Set problem — Transcribe the records below exactly, leaving out any pictures.

Supplied information —
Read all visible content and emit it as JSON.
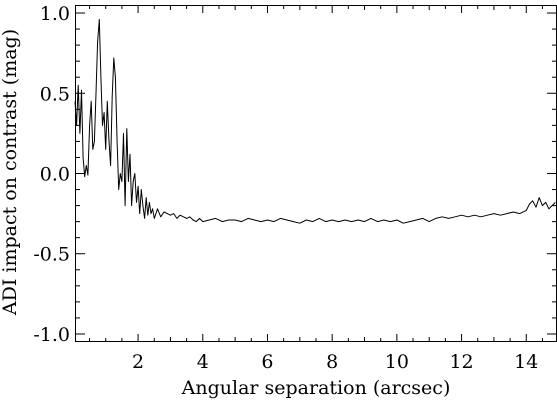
{
  "chart_data": {
    "type": "line",
    "title": "",
    "xlabel": "Angular separation (arcsec)",
    "ylabel": "ADI impact on contrast (mag)",
    "xlim": [
      0.05,
      14.95
    ],
    "ylim": [
      -1.05,
      1.05
    ],
    "xticks": [
      2,
      4,
      6,
      8,
      10,
      12,
      14
    ],
    "xtick_labels": [
      "2",
      "4",
      "6",
      "8",
      "10",
      "12",
      "14"
    ],
    "yticks": [
      1.0,
      0.5,
      0.0,
      -0.5,
      -1.0
    ],
    "ytick_labels": [
      "1.0",
      "0.5",
      "0.0",
      "-0.5",
      "-1.0"
    ],
    "grid": false,
    "line_color": "#000000",
    "series": [
      {
        "x": [
          0.05,
          0.1,
          0.15,
          0.2,
          0.25,
          0.3,
          0.35,
          0.4,
          0.45,
          0.5,
          0.55,
          0.6,
          0.65,
          0.7,
          0.75,
          0.8,
          0.85,
          0.9,
          0.95,
          1.0,
          1.05,
          1.1,
          1.15,
          1.2,
          1.25,
          1.3,
          1.35,
          1.4,
          1.45,
          1.5,
          1.55,
          1.6,
          1.65,
          1.7,
          1.75,
          1.8,
          1.85,
          1.9,
          1.95,
          2.0,
          2.05,
          2.1,
          2.15,
          2.2,
          2.25,
          2.3,
          2.35,
          2.4,
          2.45,
          2.5,
          2.6,
          2.7,
          2.8,
          2.9,
          3.0,
          3.1,
          3.2,
          3.3,
          3.4,
          3.5,
          3.6,
          3.7,
          3.8,
          3.9,
          4.0,
          4.2,
          4.4,
          4.6,
          4.8,
          5.0,
          5.2,
          5.4,
          5.6,
          5.8,
          6.0,
          6.2,
          6.4,
          6.6,
          6.8,
          7.0,
          7.2,
          7.4,
          7.6,
          7.8,
          8.0,
          8.2,
          8.4,
          8.6,
          8.8,
          9.0,
          9.2,
          9.4,
          9.6,
          9.8,
          10.0,
          10.2,
          10.4,
          10.6,
          10.8,
          11.0,
          11.2,
          11.4,
          11.6,
          11.8,
          12.0,
          12.2,
          12.4,
          12.6,
          12.8,
          13.0,
          13.2,
          13.4,
          13.6,
          13.8,
          14.0,
          14.1,
          14.2,
          14.3,
          14.4,
          14.5,
          14.6,
          14.7,
          14.8,
          14.9
        ],
        "y": [
          0.45,
          0.3,
          0.55,
          0.25,
          0.52,
          0.1,
          -0.02,
          0.05,
          -0.01,
          0.3,
          0.45,
          0.15,
          0.2,
          0.5,
          0.82,
          0.96,
          0.6,
          0.3,
          0.38,
          0.15,
          0.45,
          0.2,
          0.05,
          0.48,
          0.72,
          0.6,
          0.2,
          -0.1,
          0.0,
          -0.05,
          0.25,
          -0.2,
          0.28,
          -0.05,
          0.12,
          -0.2,
          -0.05,
          0.0,
          -0.18,
          -0.08,
          -0.25,
          -0.1,
          -0.2,
          -0.28,
          -0.15,
          -0.26,
          -0.18,
          -0.25,
          -0.22,
          -0.28,
          -0.22,
          -0.27,
          -0.24,
          -0.25,
          -0.26,
          -0.25,
          -0.28,
          -0.26,
          -0.27,
          -0.28,
          -0.27,
          -0.29,
          -0.3,
          -0.28,
          -0.3,
          -0.29,
          -0.28,
          -0.3,
          -0.29,
          -0.29,
          -0.3,
          -0.28,
          -0.29,
          -0.3,
          -0.29,
          -0.3,
          -0.28,
          -0.29,
          -0.3,
          -0.31,
          -0.29,
          -0.3,
          -0.28,
          -0.3,
          -0.29,
          -0.3,
          -0.29,
          -0.3,
          -0.29,
          -0.3,
          -0.28,
          -0.3,
          -0.29,
          -0.3,
          -0.29,
          -0.31,
          -0.3,
          -0.29,
          -0.28,
          -0.3,
          -0.28,
          -0.27,
          -0.28,
          -0.27,
          -0.26,
          -0.27,
          -0.26,
          -0.27,
          -0.26,
          -0.25,
          -0.26,
          -0.25,
          -0.24,
          -0.25,
          -0.23,
          -0.19,
          -0.17,
          -0.21,
          -0.15,
          -0.2,
          -0.18,
          -0.22,
          -0.2,
          -0.18
        ]
      }
    ]
  }
}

Solution for this task —
Read all visible content and emit it as JSON.
{
  "chart_data": {
    "type": "line",
    "title": "",
    "xlabel": "Angular separation (arcsec)",
    "ylabel": "ADI impact on contrast (mag)",
    "xlim": [
      0.05,
      14.95
    ],
    "ylim": [
      -1.05,
      1.05
    ],
    "xticks": [
      2,
      4,
      6,
      8,
      10,
      12,
      14
    ],
    "xtick_labels": [
      "2",
      "4",
      "6",
      "8",
      "10",
      "12",
      "14"
    ],
    "yticks": [
      1.0,
      0.5,
      0.0,
      -0.5,
      -1.0
    ],
    "ytick_labels": [
      "1.0",
      "0.5",
      "0.0",
      "-0.5",
      "-1.0"
    ],
    "grid": false,
    "line_color": "#000000",
    "series": [
      {
        "x": [
          0.05,
          0.1,
          0.15,
          0.2,
          0.25,
          0.3,
          0.35,
          0.4,
          0.45,
          0.5,
          0.55,
          0.6,
          0.65,
          0.7,
          0.75,
          0.8,
          0.85,
          0.9,
          0.95,
          1.0,
          1.05,
          1.1,
          1.15,
          1.2,
          1.25,
          1.3,
          1.35,
          1.4,
          1.45,
          1.5,
          1.55,
          1.6,
          1.65,
          1.7,
          1.75,
          1.8,
          1.85,
          1.9,
          1.95,
          2.0,
          2.05,
          2.1,
          2.15,
          2.2,
          2.25,
          2.3,
          2.35,
          2.4,
          2.45,
          2.5,
          2.6,
          2.7,
          2.8,
          2.9,
          3.0,
          3.1,
          3.2,
          3.3,
          3.4,
          3.5,
          3.6,
          3.7,
          3.8,
          3.9,
          4.0,
          4.2,
          4.4,
          4.6,
          4.8,
          5.0,
          5.2,
          5.4,
          5.6,
          5.8,
          6.0,
          6.2,
          6.4,
          6.6,
          6.8,
          7.0,
          7.2,
          7.4,
          7.6,
          7.8,
          8.0,
          8.2,
          8.4,
          8.6,
          8.8,
          9.0,
          9.2,
          9.4,
          9.6,
          9.8,
          10.0,
          10.2,
          10.4,
          10.6,
          10.8,
          11.0,
          11.2,
          11.4,
          11.6,
          11.8,
          12.0,
          12.2,
          12.4,
          12.6,
          12.8,
          13.0,
          13.2,
          13.4,
          13.6,
          13.8,
          14.0,
          14.1,
          14.2,
          14.3,
          14.4,
          14.5,
          14.6,
          14.7,
          14.8,
          14.9
        ],
        "y": [
          0.45,
          0.3,
          0.55,
          0.25,
          0.52,
          0.1,
          -0.02,
          0.05,
          -0.01,
          0.3,
          0.45,
          0.15,
          0.2,
          0.5,
          0.82,
          0.96,
          0.6,
          0.3,
          0.38,
          0.15,
          0.45,
          0.2,
          0.05,
          0.48,
          0.72,
          0.6,
          0.2,
          -0.1,
          0.0,
          -0.05,
          0.25,
          -0.2,
          0.28,
          -0.05,
          0.12,
          -0.2,
          -0.05,
          0.0,
          -0.18,
          -0.08,
          -0.25,
          -0.1,
          -0.2,
          -0.28,
          -0.15,
          -0.26,
          -0.18,
          -0.25,
          -0.22,
          -0.28,
          -0.22,
          -0.27,
          -0.24,
          -0.25,
          -0.26,
          -0.25,
          -0.28,
          -0.26,
          -0.27,
          -0.28,
          -0.27,
          -0.29,
          -0.3,
          -0.28,
          -0.3,
          -0.29,
          -0.28,
          -0.3,
          -0.29,
          -0.29,
          -0.3,
          -0.28,
          -0.29,
          -0.3,
          -0.29,
          -0.3,
          -0.28,
          -0.29,
          -0.3,
          -0.31,
          -0.29,
          -0.3,
          -0.28,
          -0.3,
          -0.29,
          -0.3,
          -0.29,
          -0.3,
          -0.29,
          -0.3,
          -0.28,
          -0.3,
          -0.29,
          -0.3,
          -0.29,
          -0.31,
          -0.3,
          -0.29,
          -0.28,
          -0.3,
          -0.28,
          -0.27,
          -0.28,
          -0.27,
          -0.26,
          -0.27,
          -0.26,
          -0.27,
          -0.26,
          -0.25,
          -0.26,
          -0.25,
          -0.24,
          -0.25,
          -0.23,
          -0.19,
          -0.17,
          -0.21,
          -0.15,
          -0.2,
          -0.18,
          -0.22,
          -0.2,
          -0.18
        ]
      }
    ]
  }
}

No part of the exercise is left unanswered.